### [WRITTEN EXERCISE]
In the records that follow, show each line where the word "Organisation" is present.

### [SUPPLIED DATA]
● ● ● ● ●
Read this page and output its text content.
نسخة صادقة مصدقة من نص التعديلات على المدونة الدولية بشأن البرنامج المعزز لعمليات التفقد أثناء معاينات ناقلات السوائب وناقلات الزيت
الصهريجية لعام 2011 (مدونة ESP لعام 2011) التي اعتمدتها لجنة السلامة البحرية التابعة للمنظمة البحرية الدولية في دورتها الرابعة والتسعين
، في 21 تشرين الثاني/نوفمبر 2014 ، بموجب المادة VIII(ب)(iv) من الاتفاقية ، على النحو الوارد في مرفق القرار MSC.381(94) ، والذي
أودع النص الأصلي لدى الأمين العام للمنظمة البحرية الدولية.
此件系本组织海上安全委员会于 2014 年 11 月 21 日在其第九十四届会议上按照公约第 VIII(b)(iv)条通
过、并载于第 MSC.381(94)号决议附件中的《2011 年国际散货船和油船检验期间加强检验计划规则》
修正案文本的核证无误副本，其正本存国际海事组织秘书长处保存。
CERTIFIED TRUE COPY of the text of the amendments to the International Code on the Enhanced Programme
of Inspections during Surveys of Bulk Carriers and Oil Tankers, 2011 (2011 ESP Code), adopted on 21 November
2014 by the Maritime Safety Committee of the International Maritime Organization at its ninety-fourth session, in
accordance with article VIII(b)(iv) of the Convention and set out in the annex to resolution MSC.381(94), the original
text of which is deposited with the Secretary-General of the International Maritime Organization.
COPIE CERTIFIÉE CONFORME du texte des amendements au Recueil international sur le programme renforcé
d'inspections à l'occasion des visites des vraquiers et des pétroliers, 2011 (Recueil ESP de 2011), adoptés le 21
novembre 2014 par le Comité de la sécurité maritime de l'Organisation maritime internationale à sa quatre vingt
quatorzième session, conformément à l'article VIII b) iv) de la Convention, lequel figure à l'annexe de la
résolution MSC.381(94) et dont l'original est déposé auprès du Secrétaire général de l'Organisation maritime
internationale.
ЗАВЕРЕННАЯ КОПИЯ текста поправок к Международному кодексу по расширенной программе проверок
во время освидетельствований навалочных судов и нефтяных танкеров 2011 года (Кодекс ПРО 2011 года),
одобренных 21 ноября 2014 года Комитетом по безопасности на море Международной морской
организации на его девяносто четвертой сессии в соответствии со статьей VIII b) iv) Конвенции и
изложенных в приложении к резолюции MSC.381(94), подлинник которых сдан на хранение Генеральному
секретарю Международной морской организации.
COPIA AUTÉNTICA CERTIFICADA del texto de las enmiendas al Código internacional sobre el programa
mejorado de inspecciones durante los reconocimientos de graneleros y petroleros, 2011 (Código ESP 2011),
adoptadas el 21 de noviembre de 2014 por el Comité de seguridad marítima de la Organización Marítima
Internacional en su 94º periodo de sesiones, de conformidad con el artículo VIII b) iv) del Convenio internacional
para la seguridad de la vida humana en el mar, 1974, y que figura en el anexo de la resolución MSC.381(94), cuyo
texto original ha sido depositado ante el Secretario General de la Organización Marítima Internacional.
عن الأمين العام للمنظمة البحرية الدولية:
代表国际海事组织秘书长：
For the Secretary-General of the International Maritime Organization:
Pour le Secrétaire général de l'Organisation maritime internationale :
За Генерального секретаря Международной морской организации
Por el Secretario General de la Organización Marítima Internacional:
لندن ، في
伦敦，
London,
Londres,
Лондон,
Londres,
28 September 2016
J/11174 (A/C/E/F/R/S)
● ● ● ● ●
### [COMPLETED EXERCISE]
novembre 2014 par le Comité de la sécurité maritime de l'Organisation maritime internationale à sa quatre vingt
résolution MSC.381(94) et dont l'original est déposé auprès du Secrétaire général de l'Organisation maritime
Pour le Secrétaire général de l'Organisation maritime internationale :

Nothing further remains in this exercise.